Can you print every record below exactly as written?

:: DATA RECORDS

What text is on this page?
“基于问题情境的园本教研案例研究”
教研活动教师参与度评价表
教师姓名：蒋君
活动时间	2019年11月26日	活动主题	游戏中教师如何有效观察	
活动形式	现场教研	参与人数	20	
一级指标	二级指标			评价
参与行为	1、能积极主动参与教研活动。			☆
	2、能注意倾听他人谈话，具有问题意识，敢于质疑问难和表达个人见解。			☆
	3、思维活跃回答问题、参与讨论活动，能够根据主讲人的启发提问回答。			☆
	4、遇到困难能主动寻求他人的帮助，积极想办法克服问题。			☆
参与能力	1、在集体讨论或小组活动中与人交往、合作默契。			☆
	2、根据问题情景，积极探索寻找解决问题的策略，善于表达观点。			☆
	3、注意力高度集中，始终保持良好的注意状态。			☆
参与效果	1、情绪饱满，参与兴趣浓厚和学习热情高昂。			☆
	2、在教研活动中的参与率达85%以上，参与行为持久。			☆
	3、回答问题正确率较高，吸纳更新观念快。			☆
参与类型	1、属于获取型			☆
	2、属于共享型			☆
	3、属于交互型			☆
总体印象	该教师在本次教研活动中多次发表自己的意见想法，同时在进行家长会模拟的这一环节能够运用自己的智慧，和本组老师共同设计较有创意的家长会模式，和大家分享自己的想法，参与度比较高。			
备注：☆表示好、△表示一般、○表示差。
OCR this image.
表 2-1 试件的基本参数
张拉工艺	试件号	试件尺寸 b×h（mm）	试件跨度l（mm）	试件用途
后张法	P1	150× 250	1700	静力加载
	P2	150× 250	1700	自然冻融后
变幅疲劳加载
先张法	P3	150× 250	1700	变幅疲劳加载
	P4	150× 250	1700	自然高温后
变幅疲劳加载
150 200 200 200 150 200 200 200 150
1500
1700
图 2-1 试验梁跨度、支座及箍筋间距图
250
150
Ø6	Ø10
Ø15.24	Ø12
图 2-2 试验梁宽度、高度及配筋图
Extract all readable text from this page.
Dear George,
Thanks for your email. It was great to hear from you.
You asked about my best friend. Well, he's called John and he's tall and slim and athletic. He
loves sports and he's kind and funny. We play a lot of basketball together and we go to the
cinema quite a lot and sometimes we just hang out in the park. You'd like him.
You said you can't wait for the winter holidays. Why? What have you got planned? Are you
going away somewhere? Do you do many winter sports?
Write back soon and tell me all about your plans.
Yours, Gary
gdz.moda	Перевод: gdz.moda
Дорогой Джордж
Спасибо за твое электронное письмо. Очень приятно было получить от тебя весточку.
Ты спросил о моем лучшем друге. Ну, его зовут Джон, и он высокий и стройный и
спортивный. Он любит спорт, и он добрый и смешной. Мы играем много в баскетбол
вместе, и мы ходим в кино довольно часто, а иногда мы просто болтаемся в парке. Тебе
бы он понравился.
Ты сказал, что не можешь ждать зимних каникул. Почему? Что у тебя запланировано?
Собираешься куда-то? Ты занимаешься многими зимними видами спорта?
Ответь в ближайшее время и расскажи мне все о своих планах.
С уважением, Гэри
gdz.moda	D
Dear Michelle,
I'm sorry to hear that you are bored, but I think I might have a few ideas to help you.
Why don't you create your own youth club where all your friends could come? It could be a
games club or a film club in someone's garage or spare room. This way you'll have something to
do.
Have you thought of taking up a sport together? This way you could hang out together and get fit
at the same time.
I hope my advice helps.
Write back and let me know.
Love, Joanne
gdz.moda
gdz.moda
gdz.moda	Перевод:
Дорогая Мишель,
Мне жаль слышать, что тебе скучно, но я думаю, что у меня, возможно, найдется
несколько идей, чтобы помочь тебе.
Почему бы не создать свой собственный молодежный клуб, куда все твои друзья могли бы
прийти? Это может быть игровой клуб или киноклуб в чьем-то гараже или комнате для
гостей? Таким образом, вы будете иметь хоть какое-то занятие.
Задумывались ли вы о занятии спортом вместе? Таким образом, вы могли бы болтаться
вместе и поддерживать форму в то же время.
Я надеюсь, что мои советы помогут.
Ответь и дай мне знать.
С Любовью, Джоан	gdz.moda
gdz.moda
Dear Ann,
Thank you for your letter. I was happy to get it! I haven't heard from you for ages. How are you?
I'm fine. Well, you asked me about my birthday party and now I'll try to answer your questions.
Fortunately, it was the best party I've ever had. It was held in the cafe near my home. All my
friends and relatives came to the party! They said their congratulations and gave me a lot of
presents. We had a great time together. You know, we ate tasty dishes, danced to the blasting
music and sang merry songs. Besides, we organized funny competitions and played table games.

::::

* _TASK SOLUTION_:
What text is on this page?
“基于问题情境的园本教研案例研究”
教研活动教师参与度评价表
教师姓名：蒋君
活动时间	2019年11月26日	活动主题	游戏中教师如何有效观察	
活动形式	现场教研	参与人数	20	
一级指标	二级指标			评价
参与行为	1、能积极主动参与教研活动。			☆
	2、能注意倾听他人谈话，具有问题意识，敢于质疑问难和表达个人见解。			☆
	3、思维活跃回答问题、参与讨论活动，能够根据主讲人的启发提问回答。			☆
	4、遇到困难能主动寻求他人的帮助，积极想办法克服问题。			☆
参与能力	1、在集体讨论或小组活动中与人交往、合作默契。			☆
	2、根据问题情景，积极探索寻找解决问题的策略，善于表达观点。			☆
	3、注意力高度集中，始终保持良好的注意状态。			☆
参与效果	1、情绪饱满，参与兴趣浓厚和学习热情高昂。			☆
	2、在教研活动中的参与率达85%以上，参与行为持久。			☆
	3、回答问题正确率较高，吸纳更新观念快。			☆
参与类型	1、属于获取型			☆
	2、属于共享型			☆
	3、属于交互型			☆
总体印象	该教师在本次教研活动中多次发表自己的意见想法，同时在进行家长会模拟的这一环节能够运用自己的智慧，和本组老师共同设计较有创意的家长会模式，和大家分享自己的想法，参与度比较高。			
备注：☆表示好、△表示一般、○表示差。
OCR this image.
表 2-1 试件的基本参数
张拉工艺	试件号	试件尺寸 b×h（mm）	试件跨度l（mm）	试件用途
后张法	P1	150× 250	1700	静力加载
	P2	150× 250	1700	自然冻融后
变幅疲劳加载
先张法	P3	150× 250	1700	变幅疲劳加载
	P4	150× 250	1700	自然高温后
变幅疲劳加载
150 200 200 200 150 200 200 200 150
1500
1700
图 2-1 试验梁跨度、支座及箍筋间距图
250
150
Ø6	Ø10
Ø15.24	Ø12
图 2-2 试验梁宽度、高度及配筋图
Extract all readable text from this page.
Dear George,
Thanks for your email. It was great to hear from you.
You asked about my best friend. Well, he's called John and he's tall and slim and athletic. He
loves sports and he's kind and funny. We play a lot of basketball together and we go to the
cinema quite a lot and sometimes we just hang out in the park. You'd like him.
You said you can't wait for the winter holidays. Why? What have you got planned? Are you
going away somewhere? Do you do many winter sports?
Write back soon and tell me all about your plans.
Yours, Gary
gdz.moda	Перевод: gdz.moda
Дорогой Джордж
Спасибо за твое электронное письмо. Очень приятно было получить от тебя весточку.
Ты спросил о моем лучшем друге. Ну, его зовут Джон, и он высокий и стройный и
спортивный. Он любит спорт, и он добрый и смешной. Мы играем много в баскетбол
вместе, и мы ходим в кино довольно часто, а иногда мы просто болтаемся в парке. Тебе
бы он понравился.
Ты сказал, что не можешь ждать зимних каникул. Почему? Что у тебя запланировано?
Собираешься куда-то? Ты занимаешься многими зимними видами спорта?
Ответь в ближайшее время и расскажи мне все о своих планах.
С уважением, Гэри
gdz.moda	D
Dear Michelle,
I'm sorry to hear that you are bored, but I think I might have a few ideas to help you.
Why don't you create your own youth club where all your friends could come? It could be a
games club or a film club in someone's garage or spare room. This way you'll have something to
do.
Have you thought of taking up a sport together? This way you could hang out together and get fit
at the same time.
I hope my advice helps.
Write back and let me know.
Love, Joanne
gdz.moda
gdz.moda
gdz.moda	Перевод:
Дорогая Мишель,
Мне жаль слышать, что тебе скучно, но я думаю, что у меня, возможно, найдется
несколько идей, чтобы помочь тебе.
Почему бы не создать свой собственный молодежный клуб, куда все твои друзья могли бы
прийти? Это может быть игровой клуб или киноклуб в чьем-то гараже или комнате для
гостей? Таким образом, вы будете иметь хоть какое-то занятие.
Задумывались ли вы о занятии спортом вместе? Таким образом, вы могли бы болтаться
вместе и поддерживать форму в то же время.
Я надеюсь, что мои советы помогут.
Ответь и дай мне знать.
С Любовью, Джоан	gdz.moda
gdz.moda
Dear Ann,
Thank you for your letter. I was happy to get it! I haven't heard from you for ages. How are you?
I'm fine. Well, you asked me about my birthday party and now I'll try to answer your questions.
Fortunately, it was the best party I've ever had. It was held in the cafe near my home. All my
friends and relatives came to the party! They said their congratulations and gave me a lot of
presents. We had a great time together. You know, we ate tasty dishes, danced to the blasting
music and sang merry songs. Besides, we organized funny competitions and played table games.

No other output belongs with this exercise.